## What is asked
Repeat the records below exactly as they appear.

☆ ☆ ☆ ☆

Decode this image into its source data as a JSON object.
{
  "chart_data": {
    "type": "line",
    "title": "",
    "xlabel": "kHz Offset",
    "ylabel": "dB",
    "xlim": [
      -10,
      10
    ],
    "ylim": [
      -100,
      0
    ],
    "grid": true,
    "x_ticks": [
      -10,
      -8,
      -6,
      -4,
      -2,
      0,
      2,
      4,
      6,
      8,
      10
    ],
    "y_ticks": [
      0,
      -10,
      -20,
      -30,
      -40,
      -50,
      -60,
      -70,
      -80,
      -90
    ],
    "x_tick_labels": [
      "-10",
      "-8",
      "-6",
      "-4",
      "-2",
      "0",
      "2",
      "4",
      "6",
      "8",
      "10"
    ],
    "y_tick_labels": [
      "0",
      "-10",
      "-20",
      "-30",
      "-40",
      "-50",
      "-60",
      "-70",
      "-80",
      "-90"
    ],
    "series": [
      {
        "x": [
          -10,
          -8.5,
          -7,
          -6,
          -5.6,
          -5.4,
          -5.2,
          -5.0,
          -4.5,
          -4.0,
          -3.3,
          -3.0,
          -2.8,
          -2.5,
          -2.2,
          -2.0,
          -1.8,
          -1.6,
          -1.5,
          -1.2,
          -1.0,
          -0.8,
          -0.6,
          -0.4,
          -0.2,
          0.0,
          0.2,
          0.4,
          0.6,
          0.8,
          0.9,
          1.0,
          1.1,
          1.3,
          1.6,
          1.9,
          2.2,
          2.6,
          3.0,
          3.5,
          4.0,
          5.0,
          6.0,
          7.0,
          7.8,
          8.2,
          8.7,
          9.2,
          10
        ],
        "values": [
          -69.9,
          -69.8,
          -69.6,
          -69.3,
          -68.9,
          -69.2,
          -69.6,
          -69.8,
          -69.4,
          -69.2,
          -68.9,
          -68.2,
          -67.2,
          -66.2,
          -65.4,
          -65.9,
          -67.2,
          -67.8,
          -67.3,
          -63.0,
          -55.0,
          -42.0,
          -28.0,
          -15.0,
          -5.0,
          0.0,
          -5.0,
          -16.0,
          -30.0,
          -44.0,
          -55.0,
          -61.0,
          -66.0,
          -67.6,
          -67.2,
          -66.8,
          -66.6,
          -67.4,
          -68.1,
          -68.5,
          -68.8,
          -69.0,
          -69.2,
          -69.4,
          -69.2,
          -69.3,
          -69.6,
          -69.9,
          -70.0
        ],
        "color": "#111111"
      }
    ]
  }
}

☆ ☆ ☆ ☆

## Solution
Decode this image into its source data as a JSON object.
{
  "chart_data": {
    "type": "line",
    "title": "",
    "xlabel": "kHz Offset",
    "ylabel": "dB",
    "xlim": [
      -10,
      10
    ],
    "ylim": [
      -100,
      0
    ],
    "grid": true,
    "x_ticks": [
      -10,
      -8,
      -6,
      -4,
      -2,
      0,
      2,
      4,
      6,
      8,
      10
    ],
    "y_ticks": [
      0,
      -10,
      -20,
      -30,
      -40,
      -50,
      -60,
      -70,
      -80,
      -90
    ],
    "x_tick_labels": [
      "-10",
      "-8",
      "-6",
      "-4",
      "-2",
      "0",
      "2",
      "4",
      "6",
      "8",
      "10"
    ],
    "y_tick_labels": [
      "0",
      "-10",
      "-20",
      "-30",
      "-40",
      "-50",
      "-60",
      "-70",
      "-80",
      "-90"
    ],
    "series": [
      {
        "x": [
          -10,
          -8.5,
          -7,
          -6,
          -5.6,
          -5.4,
          -5.2,
          -5.0,
          -4.5,
          -4.0,
          -3.3,
          -3.0,
          -2.8,
          -2.5,
          -2.2,
          -2.0,
          -1.8,
          -1.6,
          -1.5,
          -1.2,
          -1.0,
          -0.8,
          -0.6,
          -0.4,
          -0.2,
          0.0,
          0.2,
          0.4,
          0.6,
          0.8,
          0.9,
          1.0,
          1.1,
          1.3,
          1.6,
          1.9,
          2.2,
          2.6,
          3.0,
          3.5,
          4.0,
          5.0,
          6.0,
          7.0,
          7.8,
          8.2,
          8.7,
          9.2,
          10
        ],
        "values": [
          -69.9,
          -69.8,
          -69.6,
          -69.3,
          -68.9,
          -69.2,
          -69.6,
          -69.8,
          -69.4,
          -69.2,
          -68.9,
          -68.2,
          -67.2,
          -66.2,
          -65.4,
          -65.9,
          -67.2,
          -67.8,
          -67.3,
          -63.0,
          -55.0,
          -42.0,
          -28.0,
          -15.0,
          -5.0,
          0.0,
          -5.0,
          -16.0,
          -30.0,
          -44.0,
          -55.0,
          -61.0,
          -66.0,
          -67.6,
          -67.2,
          -66.8,
          -66.6,
          -67.4,
          -68.1,
          -68.5,
          -68.8,
          -69.0,
          -69.2,
          -69.4,
          -69.2,
          -69.3,
          -69.6,
          -69.9,
          -70.0
        ],
        "color": "#111111"
      }
    ]
  }
}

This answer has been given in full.